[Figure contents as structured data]

— start —

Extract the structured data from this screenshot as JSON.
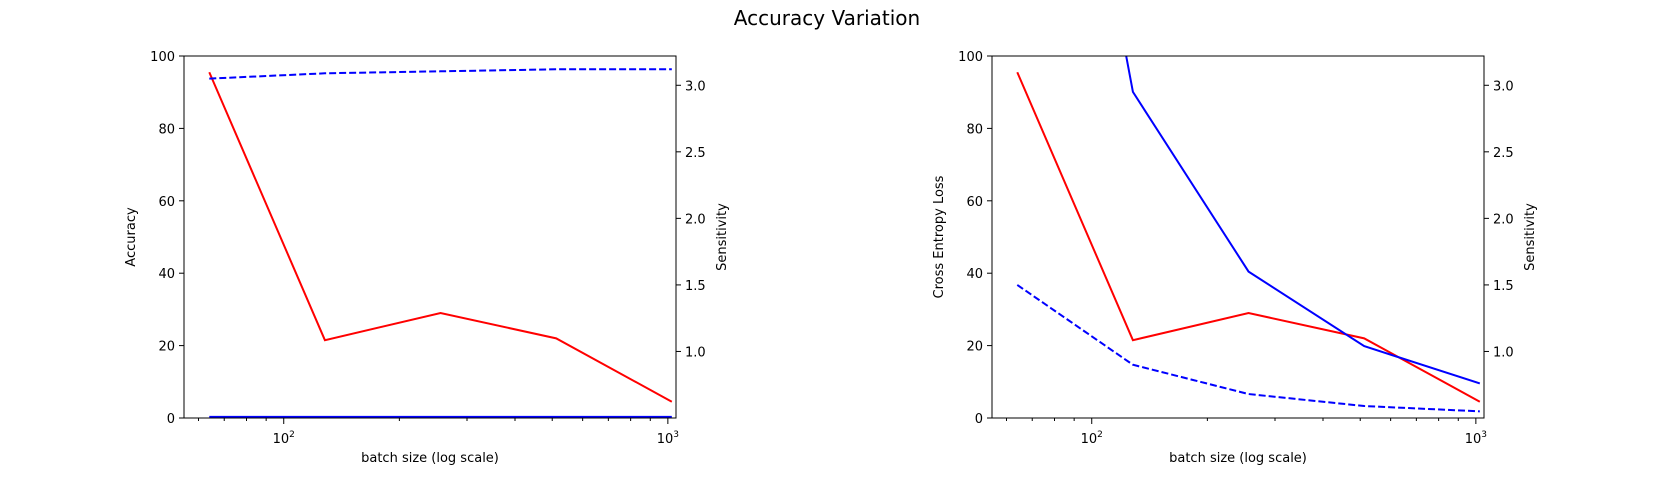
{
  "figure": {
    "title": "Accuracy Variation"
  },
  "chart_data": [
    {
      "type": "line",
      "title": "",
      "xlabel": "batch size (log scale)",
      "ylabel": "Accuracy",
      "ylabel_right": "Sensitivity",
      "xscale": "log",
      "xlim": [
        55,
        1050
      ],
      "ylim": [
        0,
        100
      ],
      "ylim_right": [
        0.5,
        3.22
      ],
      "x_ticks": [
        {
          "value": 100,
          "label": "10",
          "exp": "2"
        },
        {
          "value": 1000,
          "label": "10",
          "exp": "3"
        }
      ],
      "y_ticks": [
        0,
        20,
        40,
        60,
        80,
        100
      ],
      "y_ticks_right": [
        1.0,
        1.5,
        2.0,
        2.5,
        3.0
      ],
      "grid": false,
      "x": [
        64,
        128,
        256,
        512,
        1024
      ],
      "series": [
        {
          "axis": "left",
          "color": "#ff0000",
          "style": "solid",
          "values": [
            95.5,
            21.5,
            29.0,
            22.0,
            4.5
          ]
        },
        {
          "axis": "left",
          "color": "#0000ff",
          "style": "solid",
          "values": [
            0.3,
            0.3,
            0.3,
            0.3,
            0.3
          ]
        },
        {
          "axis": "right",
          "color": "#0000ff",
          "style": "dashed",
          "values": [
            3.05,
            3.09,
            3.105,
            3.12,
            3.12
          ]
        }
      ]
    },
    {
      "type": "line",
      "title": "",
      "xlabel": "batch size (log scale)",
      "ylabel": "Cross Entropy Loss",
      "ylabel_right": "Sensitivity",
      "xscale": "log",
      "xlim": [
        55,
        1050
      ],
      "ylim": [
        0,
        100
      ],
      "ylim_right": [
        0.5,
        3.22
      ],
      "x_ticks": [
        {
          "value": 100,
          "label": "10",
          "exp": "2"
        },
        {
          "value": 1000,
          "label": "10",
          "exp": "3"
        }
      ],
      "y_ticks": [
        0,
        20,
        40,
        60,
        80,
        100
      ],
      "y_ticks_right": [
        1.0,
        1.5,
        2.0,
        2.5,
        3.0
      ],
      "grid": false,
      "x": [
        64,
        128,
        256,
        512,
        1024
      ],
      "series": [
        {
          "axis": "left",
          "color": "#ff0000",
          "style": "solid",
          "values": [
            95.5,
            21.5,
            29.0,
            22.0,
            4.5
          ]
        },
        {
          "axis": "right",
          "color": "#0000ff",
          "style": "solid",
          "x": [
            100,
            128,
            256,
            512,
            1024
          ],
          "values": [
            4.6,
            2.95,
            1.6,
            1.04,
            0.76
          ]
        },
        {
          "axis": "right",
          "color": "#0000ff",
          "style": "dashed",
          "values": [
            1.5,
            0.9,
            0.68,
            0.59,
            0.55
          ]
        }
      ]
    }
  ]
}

— end —
— start —

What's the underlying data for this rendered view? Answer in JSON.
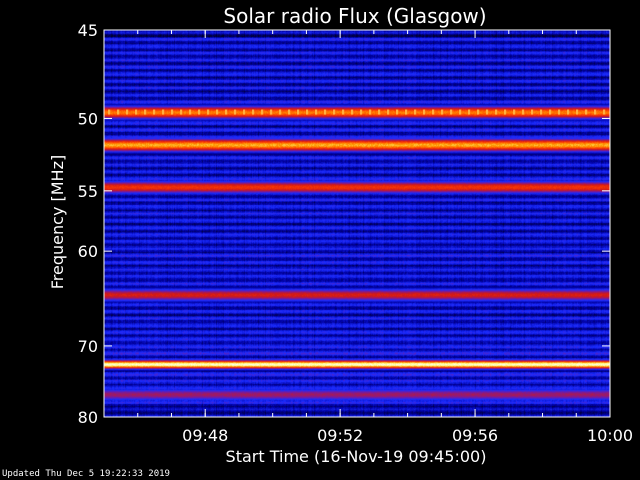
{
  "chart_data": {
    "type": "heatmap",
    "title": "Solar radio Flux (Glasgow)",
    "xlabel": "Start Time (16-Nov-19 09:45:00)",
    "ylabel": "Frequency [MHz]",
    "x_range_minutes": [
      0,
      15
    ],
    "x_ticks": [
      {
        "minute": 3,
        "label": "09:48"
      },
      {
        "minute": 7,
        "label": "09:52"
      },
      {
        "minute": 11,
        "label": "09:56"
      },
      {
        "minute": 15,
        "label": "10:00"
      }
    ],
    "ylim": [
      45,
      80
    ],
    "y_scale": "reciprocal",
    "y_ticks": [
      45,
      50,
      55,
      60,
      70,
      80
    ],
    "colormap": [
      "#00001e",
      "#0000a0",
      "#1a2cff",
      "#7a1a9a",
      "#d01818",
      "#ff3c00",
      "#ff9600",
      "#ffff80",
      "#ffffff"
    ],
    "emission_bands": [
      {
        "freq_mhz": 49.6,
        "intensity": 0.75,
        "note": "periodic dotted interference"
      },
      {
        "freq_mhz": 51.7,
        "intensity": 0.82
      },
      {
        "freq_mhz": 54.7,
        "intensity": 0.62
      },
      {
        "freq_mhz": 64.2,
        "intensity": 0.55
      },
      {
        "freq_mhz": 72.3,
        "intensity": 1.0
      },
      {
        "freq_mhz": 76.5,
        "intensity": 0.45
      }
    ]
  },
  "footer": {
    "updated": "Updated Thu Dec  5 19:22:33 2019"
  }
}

— end —
— start —

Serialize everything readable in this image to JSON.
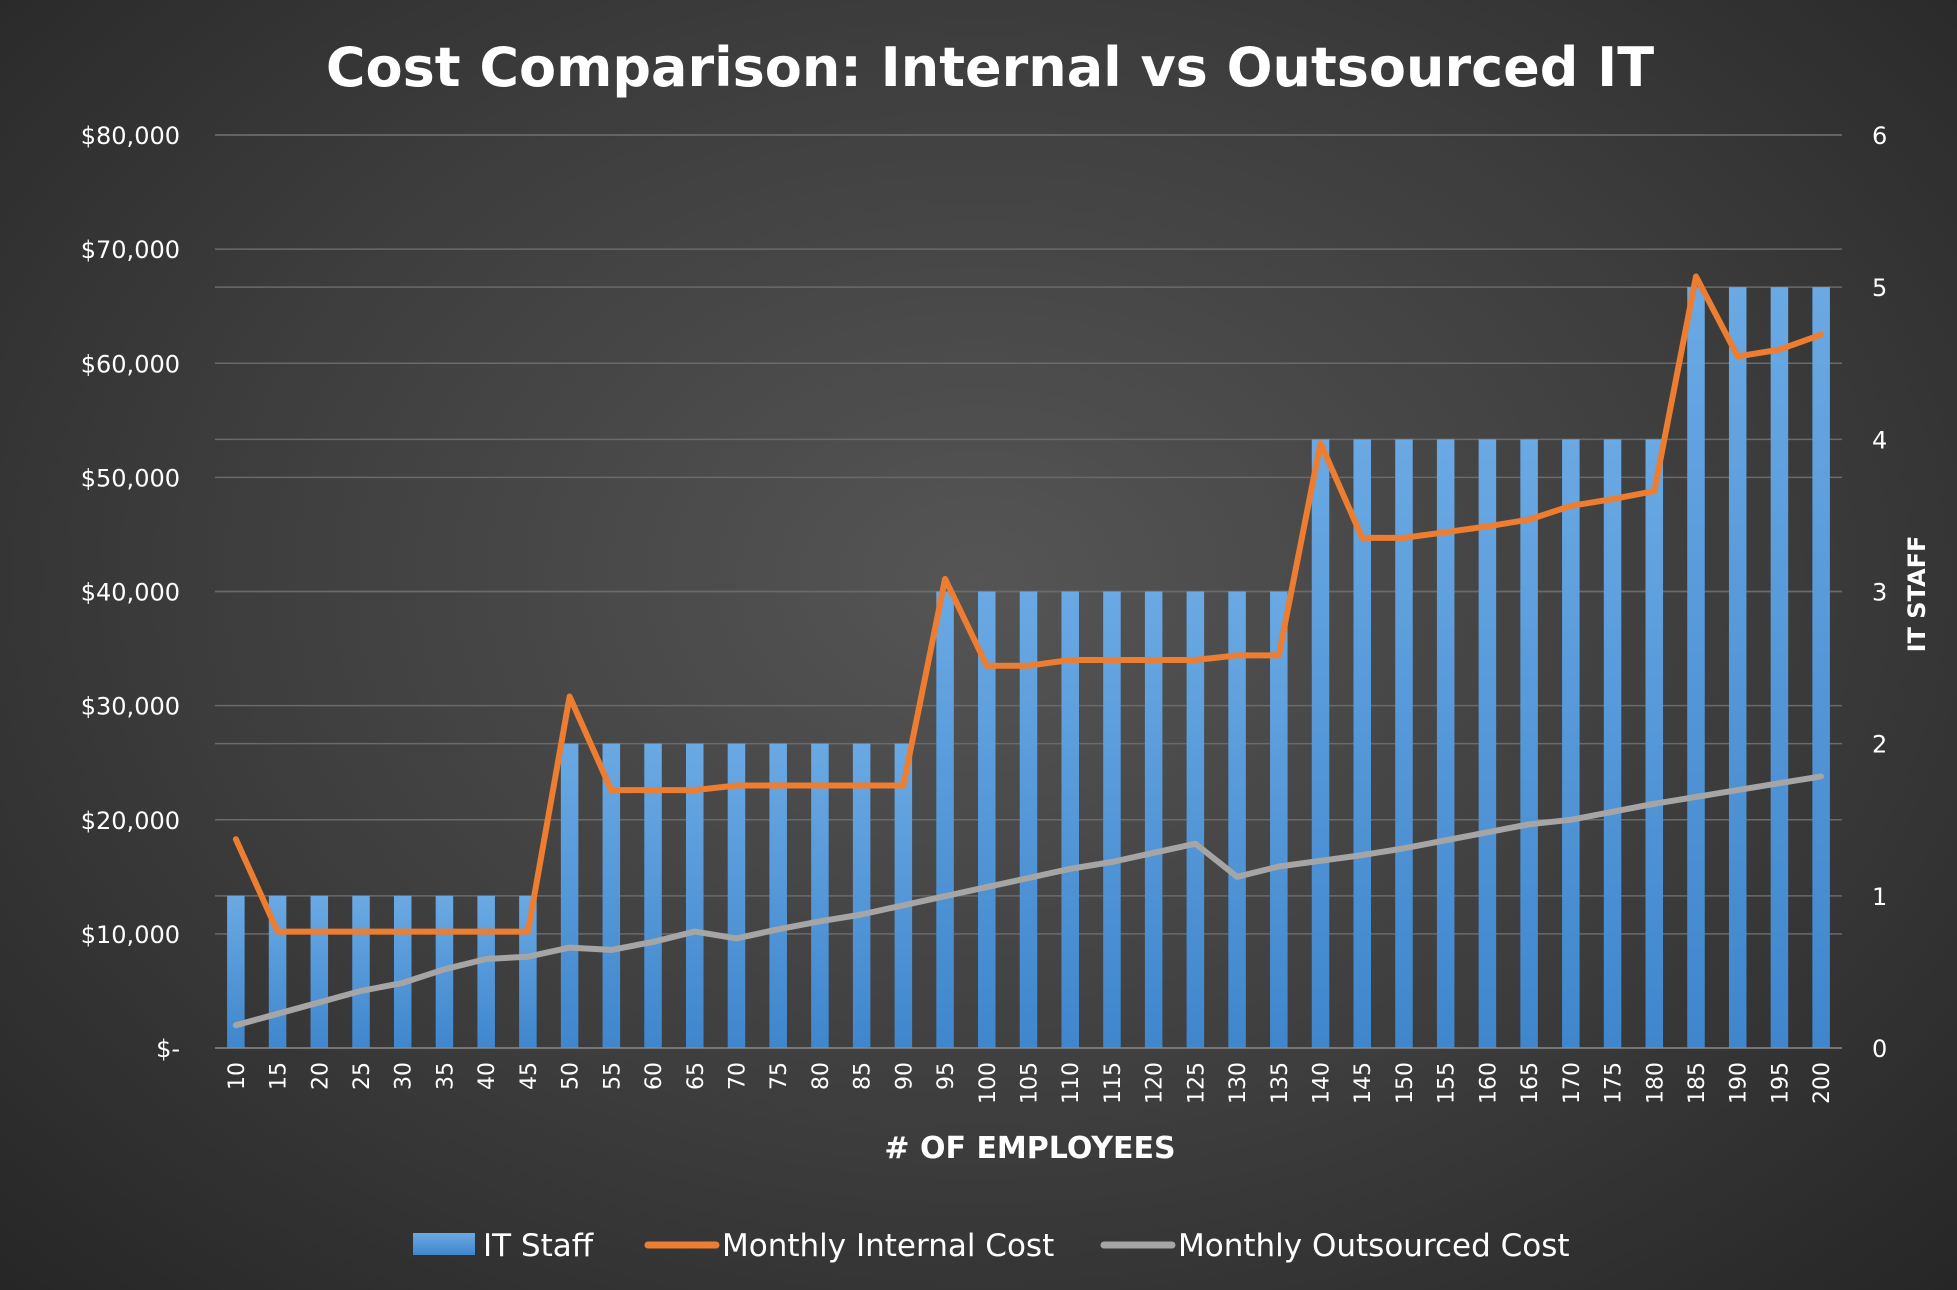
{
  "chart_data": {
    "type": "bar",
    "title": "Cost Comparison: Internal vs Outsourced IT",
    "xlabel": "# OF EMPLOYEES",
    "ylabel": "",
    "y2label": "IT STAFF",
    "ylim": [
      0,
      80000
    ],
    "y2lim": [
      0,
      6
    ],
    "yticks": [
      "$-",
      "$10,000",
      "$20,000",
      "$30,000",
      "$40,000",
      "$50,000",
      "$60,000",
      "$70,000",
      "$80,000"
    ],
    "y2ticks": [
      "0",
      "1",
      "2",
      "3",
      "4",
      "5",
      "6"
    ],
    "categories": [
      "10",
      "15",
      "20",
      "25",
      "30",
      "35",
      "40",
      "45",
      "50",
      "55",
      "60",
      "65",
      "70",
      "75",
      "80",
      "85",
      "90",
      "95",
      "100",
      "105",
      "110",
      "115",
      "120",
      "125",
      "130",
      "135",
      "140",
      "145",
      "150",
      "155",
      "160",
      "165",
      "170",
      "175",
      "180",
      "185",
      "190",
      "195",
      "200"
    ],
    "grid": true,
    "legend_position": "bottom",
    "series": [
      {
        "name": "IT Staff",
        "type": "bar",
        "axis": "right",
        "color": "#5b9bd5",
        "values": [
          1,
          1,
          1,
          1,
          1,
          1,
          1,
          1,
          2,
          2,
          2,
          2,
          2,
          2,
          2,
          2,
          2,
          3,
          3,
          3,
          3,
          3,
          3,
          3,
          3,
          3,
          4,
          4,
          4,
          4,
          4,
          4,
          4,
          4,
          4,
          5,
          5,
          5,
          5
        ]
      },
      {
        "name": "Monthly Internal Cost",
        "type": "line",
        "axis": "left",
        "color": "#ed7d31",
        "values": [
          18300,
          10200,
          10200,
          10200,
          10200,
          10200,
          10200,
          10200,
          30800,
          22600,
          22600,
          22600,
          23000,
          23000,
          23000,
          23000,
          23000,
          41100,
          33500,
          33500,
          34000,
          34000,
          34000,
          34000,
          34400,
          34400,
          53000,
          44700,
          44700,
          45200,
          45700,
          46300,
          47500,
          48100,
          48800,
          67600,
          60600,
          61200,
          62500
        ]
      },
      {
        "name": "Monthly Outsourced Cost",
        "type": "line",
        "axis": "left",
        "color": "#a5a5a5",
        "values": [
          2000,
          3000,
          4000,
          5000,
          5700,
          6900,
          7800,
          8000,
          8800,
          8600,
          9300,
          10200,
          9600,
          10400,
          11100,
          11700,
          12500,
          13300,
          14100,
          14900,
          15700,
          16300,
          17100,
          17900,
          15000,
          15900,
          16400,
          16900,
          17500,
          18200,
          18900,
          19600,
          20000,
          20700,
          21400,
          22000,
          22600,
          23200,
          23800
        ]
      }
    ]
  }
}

— end —

The task: State how many lines of the records above contain "title", with no words besides the number.

Correct output: 5